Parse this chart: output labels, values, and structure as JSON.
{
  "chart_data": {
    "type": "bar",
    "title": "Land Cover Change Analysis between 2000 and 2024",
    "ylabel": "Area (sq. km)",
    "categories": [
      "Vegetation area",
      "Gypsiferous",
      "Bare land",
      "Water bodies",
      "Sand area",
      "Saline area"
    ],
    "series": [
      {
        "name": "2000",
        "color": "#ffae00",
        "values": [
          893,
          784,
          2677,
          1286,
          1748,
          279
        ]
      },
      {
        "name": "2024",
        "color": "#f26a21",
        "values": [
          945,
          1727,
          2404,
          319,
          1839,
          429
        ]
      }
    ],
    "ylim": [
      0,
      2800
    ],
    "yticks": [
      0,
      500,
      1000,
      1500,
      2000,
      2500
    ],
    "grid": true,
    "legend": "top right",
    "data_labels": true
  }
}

· · · · · · ·

#### [Task prompt]
Return every record, word for word.

#### [Expected output]
Parse this chart: output labels, values, and structure as JSON.
{
  "chart_data": {
    "type": "bar",
    "title": "Land Cover Change Analysis between 2000 and 2024",
    "ylabel": "Area (sq. km)",
    "categories": [
      "Vegetation area",
      "Gypsiferous",
      "Bare land",
      "Water bodies",
      "Sand area",
      "Saline area"
    ],
    "series": [
      {
        "name": "2000",
        "color": "#ffae00",
        "values": [
          893,
          784,
          2677,
          1286,
          1748,
          279
        ]
      },
      {
        "name": "2024",
        "color": "#f26a21",
        "values": [
          945,
          1727,
          2404,
          319,
          1839,
          429
        ]
      }
    ],
    "ylim": [
      0,
      2800
    ],
    "yticks": [
      0,
      500,
      1000,
      1500,
      2000,
      2500
    ],
    "grid": true,
    "legend": "top right",
    "data_labels": true
  }
}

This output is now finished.